## WHAT IS EXPECTED
Copy all of the material exactly. Pictures are not to appear in the copy.

## ITEMS
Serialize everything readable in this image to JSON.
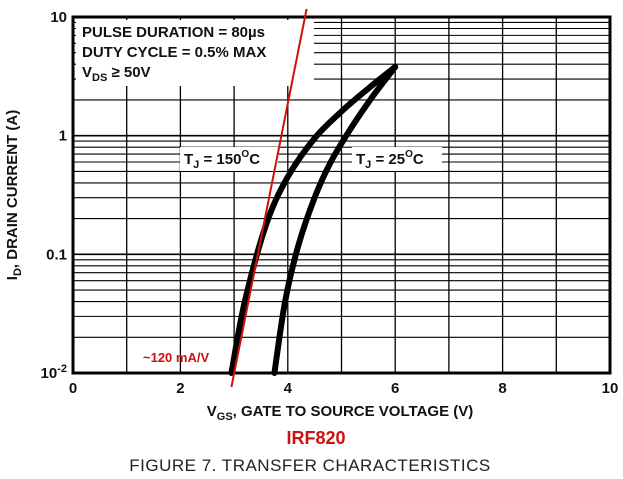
{
  "chart_data": {
    "type": "line",
    "title": "FIGURE 7. TRANSFER CHARACTERISTICS",
    "subtitle": "IRF820",
    "xlabel_prefix": "V",
    "xlabel_sub": "GS",
    "xlabel_rest": ", GATE TO SOURCE VOLTAGE (V)",
    "ylabel_prefix": "I",
    "ylabel_sub": "D",
    "ylabel_rest": ", DRAIN CURRENT (A)",
    "xlim": [
      0,
      10
    ],
    "ylim": [
      0.01,
      10
    ],
    "yscale": "log",
    "grid": true,
    "x_ticks": [
      {
        "v": 0,
        "label": "0"
      },
      {
        "v": 2,
        "label": "2"
      },
      {
        "v": 4,
        "label": "4"
      },
      {
        "v": 6,
        "label": "6"
      },
      {
        "v": 8,
        "label": "8"
      },
      {
        "v": 10,
        "label": "10"
      }
    ],
    "y_ticks": [
      {
        "v": 0.01,
        "base": "10",
        "exp": "-2"
      },
      {
        "v": 0.1,
        "label": "0.1"
      },
      {
        "v": 1,
        "label": "1"
      },
      {
        "v": 10,
        "label": "10"
      }
    ],
    "notes": [
      {
        "text": "PULSE DURATION = 80µs"
      },
      {
        "text": "DUTY CYCLE = 0.5% MAX"
      },
      {
        "prefix": "V",
        "sub": "DS",
        "text": " ≥ 50V"
      }
    ],
    "series": [
      {
        "label_prefix": "T",
        "label_sub": "J",
        "label_value": " = 150",
        "label_sup": "O",
        "label_unit": "C",
        "color": "#000000",
        "points": [
          [
            2.95,
            0.01
          ],
          [
            3.2,
            0.04
          ],
          [
            3.6,
            0.18
          ],
          [
            4.0,
            0.45
          ],
          [
            4.5,
            0.95
          ],
          [
            5.0,
            1.6
          ],
          [
            5.5,
            2.5
          ],
          [
            6.0,
            3.8
          ]
        ]
      },
      {
        "label_prefix": "T",
        "label_sub": "J",
        "label_value": " = 25",
        "label_sup": "O",
        "label_unit": "C",
        "color": "#000000",
        "points": [
          [
            3.75,
            0.01
          ],
          [
            3.95,
            0.04
          ],
          [
            4.2,
            0.12
          ],
          [
            4.5,
            0.3
          ],
          [
            4.8,
            0.6
          ],
          [
            5.2,
            1.2
          ],
          [
            5.6,
            2.2
          ],
          [
            6.0,
            3.8
          ]
        ]
      }
    ],
    "slope_line": {
      "color": "#cc1111",
      "from": [
        2.95,
        0.01
      ],
      "to": [
        4.35,
        10
      ],
      "label": "~120 mA/V"
    }
  }
}
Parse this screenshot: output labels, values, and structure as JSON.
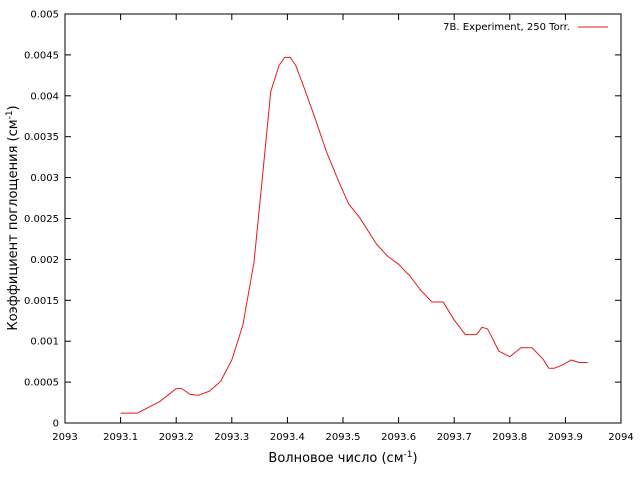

## PROBLEM SOLUTION
Serialize everything readable in this image to JSON.
{
  "chart_data": {
    "type": "line",
    "title": "FIGURE 7. TRANSFER CHARACTERISTICS",
    "subtitle": "IRF820",
    "xlabel_prefix": "V",
    "xlabel_sub": "GS",
    "xlabel_rest": ", GATE TO SOURCE VOLTAGE (V)",
    "ylabel_prefix": "I",
    "ylabel_sub": "D",
    "ylabel_rest": ", DRAIN CURRENT (A)",
    "xlim": [
      0,
      10
    ],
    "ylim": [
      0.01,
      10
    ],
    "yscale": "log",
    "grid": true,
    "x_ticks": [
      {
        "v": 0,
        "label": "0"
      },
      {
        "v": 2,
        "label": "2"
      },
      {
        "v": 4,
        "label": "4"
      },
      {
        "v": 6,
        "label": "6"
      },
      {
        "v": 8,
        "label": "8"
      },
      {
        "v": 10,
        "label": "10"
      }
    ],
    "y_ticks": [
      {
        "v": 0.01,
        "base": "10",
        "exp": "-2"
      },
      {
        "v": 0.1,
        "label": "0.1"
      },
      {
        "v": 1,
        "label": "1"
      },
      {
        "v": 10,
        "label": "10"
      }
    ],
    "notes": [
      {
        "text": "PULSE DURATION = 80µs"
      },
      {
        "text": "DUTY CYCLE = 0.5% MAX"
      },
      {
        "prefix": "V",
        "sub": "DS",
        "text": " ≥ 50V"
      }
    ],
    "series": [
      {
        "label_prefix": "T",
        "label_sub": "J",
        "label_value": " = 150",
        "label_sup": "O",
        "label_unit": "C",
        "color": "#000000",
        "points": [
          [
            2.95,
            0.01
          ],
          [
            3.2,
            0.04
          ],
          [
            3.6,
            0.18
          ],
          [
            4.0,
            0.45
          ],
          [
            4.5,
            0.95
          ],
          [
            5.0,
            1.6
          ],
          [
            5.5,
            2.5
          ],
          [
            6.0,
            3.8
          ]
        ]
      },
      {
        "label_prefix": "T",
        "label_sub": "J",
        "label_value": " = 25",
        "label_sup": "O",
        "label_unit": "C",
        "color": "#000000",
        "points": [
          [
            3.75,
            0.01
          ],
          [
            3.95,
            0.04
          ],
          [
            4.2,
            0.12
          ],
          [
            4.5,
            0.3
          ],
          [
            4.8,
            0.6
          ],
          [
            5.2,
            1.2
          ],
          [
            5.6,
            2.2
          ],
          [
            6.0,
            3.8
          ]
        ]
      }
    ],
    "slope_line": {
      "color": "#cc1111",
      "from": [
        2.95,
        0.01
      ],
      "to": [
        4.35,
        10
      ],
      "label": "~120 mA/V"
    }
  }
}
Parse this screenshot: output labels, values, and structure as JSON.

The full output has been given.